▶ **What you have to do**
Please answer from the text on Ezra and Nehemiah: which person leads the people in reading and understanding God's laws?

▶ **Document section**
────────────────────────────────────────
A Pale Shadow (Ezra & Nehemiah #13)

In our theology cohort with our church we are reading J. Scott Duvall and J. Daniel Hays. (2019). God’s Relational Presence: The Cohesive Center of Biblical Theology. The theme of the book is that the one thread that ties the whole story of scripture together is the idea of God’s relational presence, the key phrase being, “before the LORD!” As we read and discuss, I’m processing what I’m learning.

Ezra and Nehemiah tell the story of Israel’s return after being in exile for 70 years in Babylon. They tell the story of rebuilding the temple and the city wall in Jerusalem.

Three key people take the scene in Ezra and Nehemiah. Zerubbabel is a leader, helping to govern as well as working on rebuilding the temple. Nehemiah participates in both rebuilding the temple and the city walls. Ezra leads the people in reading and understanding God’s laws.

In Ezra-Nehemiah the hand of God and his sovereign actions working through various Persian monarchs underscore that God is watching over his people even in exile and helping them to overcome obstacles and to return to the land. On the other hand, the resulting situation described in Ezra-Nehemiah seems to be a far cry from the glorious return and restoration under a Davidic king that was prophesied in the prophets and implied in the Davidic covenant of 2 Samuel 7.

J. Scott Duvall and J. Daniel Hays. (2019). God’s Relational Presence:
The Cohesive Center of Biblical Theology

One key lesson we learn in Ezra and Nehemiah is that while the people return, rebuild the walls, rebuild the temple, it’s not the restoration God was promising. They were still slaves – they were not politically independent.

Though we are slaves, our God has not forsaken us in our bondage. He has shown us kindness in the sight of the kings of Persia: He has granted us new life to rebuild the house of our God and repair its ruins, and he has given us a wall of protection in Judah and Jerusalem.
────────────────────────────────────────
▶ **Data block**

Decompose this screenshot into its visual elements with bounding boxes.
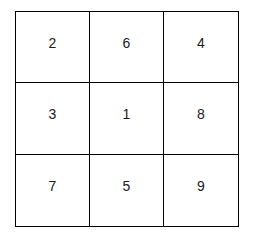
────────────────────────────────────────
▶ **Output**
Ezra